Figure content listings
****
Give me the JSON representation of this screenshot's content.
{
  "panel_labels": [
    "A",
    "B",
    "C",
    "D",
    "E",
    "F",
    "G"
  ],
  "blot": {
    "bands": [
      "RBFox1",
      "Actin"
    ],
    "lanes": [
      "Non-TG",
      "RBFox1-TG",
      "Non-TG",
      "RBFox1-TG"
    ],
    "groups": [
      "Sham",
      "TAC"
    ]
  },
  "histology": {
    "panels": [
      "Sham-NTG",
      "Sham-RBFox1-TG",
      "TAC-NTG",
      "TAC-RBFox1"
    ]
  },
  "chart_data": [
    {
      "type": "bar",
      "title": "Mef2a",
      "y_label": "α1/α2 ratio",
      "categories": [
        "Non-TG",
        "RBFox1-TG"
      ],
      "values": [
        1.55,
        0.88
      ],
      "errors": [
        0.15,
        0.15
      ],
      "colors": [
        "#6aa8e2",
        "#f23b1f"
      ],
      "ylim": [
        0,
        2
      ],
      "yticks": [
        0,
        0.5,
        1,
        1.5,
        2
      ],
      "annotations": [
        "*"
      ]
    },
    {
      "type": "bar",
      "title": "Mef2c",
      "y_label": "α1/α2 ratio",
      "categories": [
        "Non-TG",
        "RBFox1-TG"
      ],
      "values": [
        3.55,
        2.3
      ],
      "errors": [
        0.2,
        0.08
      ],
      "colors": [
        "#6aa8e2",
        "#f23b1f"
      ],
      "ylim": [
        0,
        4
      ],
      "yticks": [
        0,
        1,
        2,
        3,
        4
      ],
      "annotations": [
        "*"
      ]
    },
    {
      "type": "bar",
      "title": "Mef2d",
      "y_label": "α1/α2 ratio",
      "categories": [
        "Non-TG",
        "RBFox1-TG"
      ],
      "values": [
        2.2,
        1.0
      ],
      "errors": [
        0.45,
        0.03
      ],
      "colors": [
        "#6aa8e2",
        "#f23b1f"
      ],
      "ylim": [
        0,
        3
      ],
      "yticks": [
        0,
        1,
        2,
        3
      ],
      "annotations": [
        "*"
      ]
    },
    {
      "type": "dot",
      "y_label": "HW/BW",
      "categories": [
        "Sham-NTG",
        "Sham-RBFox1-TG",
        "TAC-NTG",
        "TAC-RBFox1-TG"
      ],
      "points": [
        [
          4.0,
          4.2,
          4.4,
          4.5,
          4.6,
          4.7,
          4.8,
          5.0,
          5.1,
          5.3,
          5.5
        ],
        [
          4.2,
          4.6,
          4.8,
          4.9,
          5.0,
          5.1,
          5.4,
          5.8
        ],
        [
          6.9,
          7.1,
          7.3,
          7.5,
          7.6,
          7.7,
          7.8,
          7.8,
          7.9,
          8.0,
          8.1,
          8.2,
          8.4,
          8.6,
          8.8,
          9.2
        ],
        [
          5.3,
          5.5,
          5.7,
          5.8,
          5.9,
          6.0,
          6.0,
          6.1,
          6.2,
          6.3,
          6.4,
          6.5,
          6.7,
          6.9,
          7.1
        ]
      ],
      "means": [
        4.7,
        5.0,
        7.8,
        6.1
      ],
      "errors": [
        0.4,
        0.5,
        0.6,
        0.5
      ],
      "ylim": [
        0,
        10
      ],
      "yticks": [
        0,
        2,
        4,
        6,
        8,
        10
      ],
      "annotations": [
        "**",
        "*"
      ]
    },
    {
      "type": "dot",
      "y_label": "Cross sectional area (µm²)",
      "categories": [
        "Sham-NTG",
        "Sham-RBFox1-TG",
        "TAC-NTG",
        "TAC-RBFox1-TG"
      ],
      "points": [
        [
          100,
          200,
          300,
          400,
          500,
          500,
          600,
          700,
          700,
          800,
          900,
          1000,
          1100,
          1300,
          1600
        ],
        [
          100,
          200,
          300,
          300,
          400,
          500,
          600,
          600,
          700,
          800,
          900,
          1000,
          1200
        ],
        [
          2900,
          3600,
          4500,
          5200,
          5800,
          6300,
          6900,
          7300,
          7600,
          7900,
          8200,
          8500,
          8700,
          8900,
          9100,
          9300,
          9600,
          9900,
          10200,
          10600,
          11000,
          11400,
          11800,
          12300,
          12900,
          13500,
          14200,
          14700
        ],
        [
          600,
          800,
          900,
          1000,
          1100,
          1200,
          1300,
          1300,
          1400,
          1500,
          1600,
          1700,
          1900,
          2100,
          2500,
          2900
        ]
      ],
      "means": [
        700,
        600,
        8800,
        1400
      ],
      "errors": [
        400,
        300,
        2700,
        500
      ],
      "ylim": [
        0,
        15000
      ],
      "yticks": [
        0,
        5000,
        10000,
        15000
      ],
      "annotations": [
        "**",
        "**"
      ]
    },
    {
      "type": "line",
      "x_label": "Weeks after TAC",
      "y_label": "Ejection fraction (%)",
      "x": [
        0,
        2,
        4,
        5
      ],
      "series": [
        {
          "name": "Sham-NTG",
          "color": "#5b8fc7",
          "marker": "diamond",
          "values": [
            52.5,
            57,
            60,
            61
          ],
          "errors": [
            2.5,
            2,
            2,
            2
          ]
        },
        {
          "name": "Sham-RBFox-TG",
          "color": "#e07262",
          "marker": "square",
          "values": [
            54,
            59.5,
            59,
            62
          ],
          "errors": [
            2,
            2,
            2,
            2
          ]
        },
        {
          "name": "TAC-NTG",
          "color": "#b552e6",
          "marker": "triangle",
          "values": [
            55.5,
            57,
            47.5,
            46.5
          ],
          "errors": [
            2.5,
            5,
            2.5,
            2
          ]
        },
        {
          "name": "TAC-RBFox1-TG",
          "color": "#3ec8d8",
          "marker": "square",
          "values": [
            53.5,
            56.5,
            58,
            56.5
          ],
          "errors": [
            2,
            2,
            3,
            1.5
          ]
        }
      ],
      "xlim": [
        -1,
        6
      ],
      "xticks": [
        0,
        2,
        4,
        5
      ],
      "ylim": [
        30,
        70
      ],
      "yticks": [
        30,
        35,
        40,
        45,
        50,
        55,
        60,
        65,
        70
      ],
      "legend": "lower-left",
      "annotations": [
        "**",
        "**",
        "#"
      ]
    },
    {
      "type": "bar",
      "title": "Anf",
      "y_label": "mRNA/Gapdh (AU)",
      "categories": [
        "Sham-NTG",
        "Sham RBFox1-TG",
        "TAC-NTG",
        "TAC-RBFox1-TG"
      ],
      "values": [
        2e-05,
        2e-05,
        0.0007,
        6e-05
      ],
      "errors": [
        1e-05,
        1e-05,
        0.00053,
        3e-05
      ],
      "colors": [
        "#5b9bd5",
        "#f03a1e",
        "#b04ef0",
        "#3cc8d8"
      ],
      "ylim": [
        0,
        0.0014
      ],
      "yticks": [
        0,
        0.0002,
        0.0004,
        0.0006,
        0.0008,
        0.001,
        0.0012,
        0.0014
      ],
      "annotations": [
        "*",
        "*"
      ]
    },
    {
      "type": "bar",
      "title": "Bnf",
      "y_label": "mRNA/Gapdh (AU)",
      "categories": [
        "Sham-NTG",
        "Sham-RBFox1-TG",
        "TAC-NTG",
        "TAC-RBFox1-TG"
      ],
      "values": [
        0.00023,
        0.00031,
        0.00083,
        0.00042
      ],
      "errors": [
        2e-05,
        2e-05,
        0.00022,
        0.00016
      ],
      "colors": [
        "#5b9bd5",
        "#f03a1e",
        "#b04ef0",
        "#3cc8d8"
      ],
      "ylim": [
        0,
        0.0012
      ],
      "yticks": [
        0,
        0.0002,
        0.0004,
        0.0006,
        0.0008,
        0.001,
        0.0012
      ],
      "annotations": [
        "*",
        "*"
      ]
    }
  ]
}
****
Reproduce every line of the data exactly as it was written.

Give me the JSON representation of this screenshot's content.
{
  "panel_labels": [
    "A",
    "B",
    "C",
    "D",
    "E",
    "F",
    "G"
  ],
  "blot": {
    "bands": [
      "RBFox1",
      "Actin"
    ],
    "lanes": [
      "Non-TG",
      "RBFox1-TG",
      "Non-TG",
      "RBFox1-TG"
    ],
    "groups": [
      "Sham",
      "TAC"
    ]
  },
  "histology": {
    "panels": [
      "Sham-NTG",
      "Sham-RBFox1-TG",
      "TAC-NTG",
      "TAC-RBFox1"
    ]
  },
  "chart_data": [
    {
      "type": "bar",
      "title": "Mef2a",
      "y_label": "α1/α2 ratio",
      "categories": [
        "Non-TG",
        "RBFox1-TG"
      ],
      "values": [
        1.55,
        0.88
      ],
      "errors": [
        0.15,
        0.15
      ],
      "colors": [
        "#6aa8e2",
        "#f23b1f"
      ],
      "ylim": [
        0,
        2
      ],
      "yticks": [
        0,
        0.5,
        1,
        1.5,
        2
      ],
      "annotations": [
        "*"
      ]
    },
    {
      "type": "bar",
      "title": "Mef2c",
      "y_label": "α1/α2 ratio",
      "categories": [
        "Non-TG",
        "RBFox1-TG"
      ],
      "values": [
        3.55,
        2.3
      ],
      "errors": [
        0.2,
        0.08
      ],
      "colors": [
        "#6aa8e2",
        "#f23b1f"
      ],
      "ylim": [
        0,
        4
      ],
      "yticks": [
        0,
        1,
        2,
        3,
        4
      ],
      "annotations": [
        "*"
      ]
    },
    {
      "type": "bar",
      "title": "Mef2d",
      "y_label": "α1/α2 ratio",
      "categories": [
        "Non-TG",
        "RBFox1-TG"
      ],
      "values": [
        2.2,
        1.0
      ],
      "errors": [
        0.45,
        0.03
      ],
      "colors": [
        "#6aa8e2",
        "#f23b1f"
      ],
      "ylim": [
        0,
        3
      ],
      "yticks": [
        0,
        1,
        2,
        3
      ],
      "annotations": [
        "*"
      ]
    },
    {
      "type": "dot",
      "y_label": "HW/BW",
      "categories": [
        "Sham-NTG",
        "Sham-RBFox1-TG",
        "TAC-NTG",
        "TAC-RBFox1-TG"
      ],
      "points": [
        [
          4.0,
          4.2,
          4.4,
          4.5,
          4.6,
          4.7,
          4.8,
          5.0,
          5.1,
          5.3,
          5.5
        ],
        [
          4.2,
          4.6,
          4.8,
          4.9,
          5.0,
          5.1,
          5.4,
          5.8
        ],
        [
          6.9,
          7.1,
          7.3,
          7.5,
          7.6,
          7.7,
          7.8,
          7.8,
          7.9,
          8.0,
          8.1,
          8.2,
          8.4,
          8.6,
          8.8,
          9.2
        ],
        [
          5.3,
          5.5,
          5.7,
          5.8,
          5.9,
          6.0,
          6.0,
          6.1,
          6.2,
          6.3,
          6.4,
          6.5,
          6.7,
          6.9,
          7.1
        ]
      ],
      "means": [
        4.7,
        5.0,
        7.8,
        6.1
      ],
      "errors": [
        0.4,
        0.5,
        0.6,
        0.5
      ],
      "ylim": [
        0,
        10
      ],
      "yticks": [
        0,
        2,
        4,
        6,
        8,
        10
      ],
      "annotations": [
        "**",
        "*"
      ]
    },
    {
      "type": "dot",
      "y_label": "Cross sectional area (µm²)",
      "categories": [
        "Sham-NTG",
        "Sham-RBFox1-TG",
        "TAC-NTG",
        "TAC-RBFox1-TG"
      ],
      "points": [
        [
          100,
          200,
          300,
          400,
          500,
          500,
          600,
          700,
          700,
          800,
          900,
          1000,
          1100,
          1300,
          1600
        ],
        [
          100,
          200,
          300,
          300,
          400,
          500,
          600,
          600,
          700,
          800,
          900,
          1000,
          1200
        ],
        [
          2900,
          3600,
          4500,
          5200,
          5800,
          6300,
          6900,
          7300,
          7600,
          7900,
          8200,
          8500,
          8700,
          8900,
          9100,
          9300,
          9600,
          9900,
          10200,
          10600,
          11000,
          11400,
          11800,
          12300,
          12900,
          13500,
          14200,
          14700
        ],
        [
          600,
          800,
          900,
          1000,
          1100,
          1200,
          1300,
          1300,
          1400,
          1500,
          1600,
          1700,
          1900,
          2100,
          2500,
          2900
        ]
      ],
      "means": [
        700,
        600,
        8800,
        1400
      ],
      "errors": [
        400,
        300,
        2700,
        500
      ],
      "ylim": [
        0,
        15000
      ],
      "yticks": [
        0,
        5000,
        10000,
        15000
      ],
      "annotations": [
        "**",
        "**"
      ]
    },
    {
      "type": "line",
      "x_label": "Weeks after TAC",
      "y_label": "Ejection fraction (%)",
      "x": [
        0,
        2,
        4,
        5
      ],
      "series": [
        {
          "name": "Sham-NTG",
          "color": "#5b8fc7",
          "marker": "diamond",
          "values": [
            52.5,
            57,
            60,
            61
          ],
          "errors": [
            2.5,
            2,
            2,
            2
          ]
        },
        {
          "name": "Sham-RBFox-TG",
          "color": "#e07262",
          "marker": "square",
          "values": [
            54,
            59.5,
            59,
            62
          ],
          "errors": [
            2,
            2,
            2,
            2
          ]
        },
        {
          "name": "TAC-NTG",
          "color": "#b552e6",
          "marker": "triangle",
          "values": [
            55.5,
            57,
            47.5,
            46.5
          ],
          "errors": [
            2.5,
            5,
            2.5,
            2
          ]
        },
        {
          "name": "TAC-RBFox1-TG",
          "color": "#3ec8d8",
          "marker": "square",
          "values": [
            53.5,
            56.5,
            58,
            56.5
          ],
          "errors": [
            2,
            2,
            3,
            1.5
          ]
        }
      ],
      "xlim": [
        -1,
        6
      ],
      "xticks": [
        0,
        2,
        4,
        5
      ],
      "ylim": [
        30,
        70
      ],
      "yticks": [
        30,
        35,
        40,
        45,
        50,
        55,
        60,
        65,
        70
      ],
      "legend": "lower-left",
      "annotations": [
        "**",
        "**",
        "#"
      ]
    },
    {
      "type": "bar",
      "title": "Anf",
      "y_label": "mRNA/Gapdh (AU)",
      "categories": [
        "Sham-NTG",
        "Sham RBFox1-TG",
        "TAC-NTG",
        "TAC-RBFox1-TG"
      ],
      "values": [
        2e-05,
        2e-05,
        0.0007,
        6e-05
      ],
      "errors": [
        1e-05,
        1e-05,
        0.00053,
        3e-05
      ],
      "colors": [
        "#5b9bd5",
        "#f03a1e",
        "#b04ef0",
        "#3cc8d8"
      ],
      "ylim": [
        0,
        0.0014
      ],
      "yticks": [
        0,
        0.0002,
        0.0004,
        0.0006,
        0.0008,
        0.001,
        0.0012,
        0.0014
      ],
      "annotations": [
        "*",
        "*"
      ]
    },
    {
      "type": "bar",
      "title": "Bnf",
      "y_label": "mRNA/Gapdh (AU)",
      "categories": [
        "Sham-NTG",
        "Sham-RBFox1-TG",
        "TAC-NTG",
        "TAC-RBFox1-TG"
      ],
      "values": [
        0.00023,
        0.00031,
        0.00083,
        0.00042
      ],
      "errors": [
        2e-05,
        2e-05,
        0.00022,
        0.00016
      ],
      "colors": [
        "#5b9bd5",
        "#f03a1e",
        "#b04ef0",
        "#3cc8d8"
      ],
      "ylim": [
        0,
        0.0012
      ],
      "yticks": [
        0,
        0.0002,
        0.0004,
        0.0006,
        0.0008,
        0.001,
        0.0012
      ],
      "annotations": [
        "*",
        "*"
      ]
    }
  ]
}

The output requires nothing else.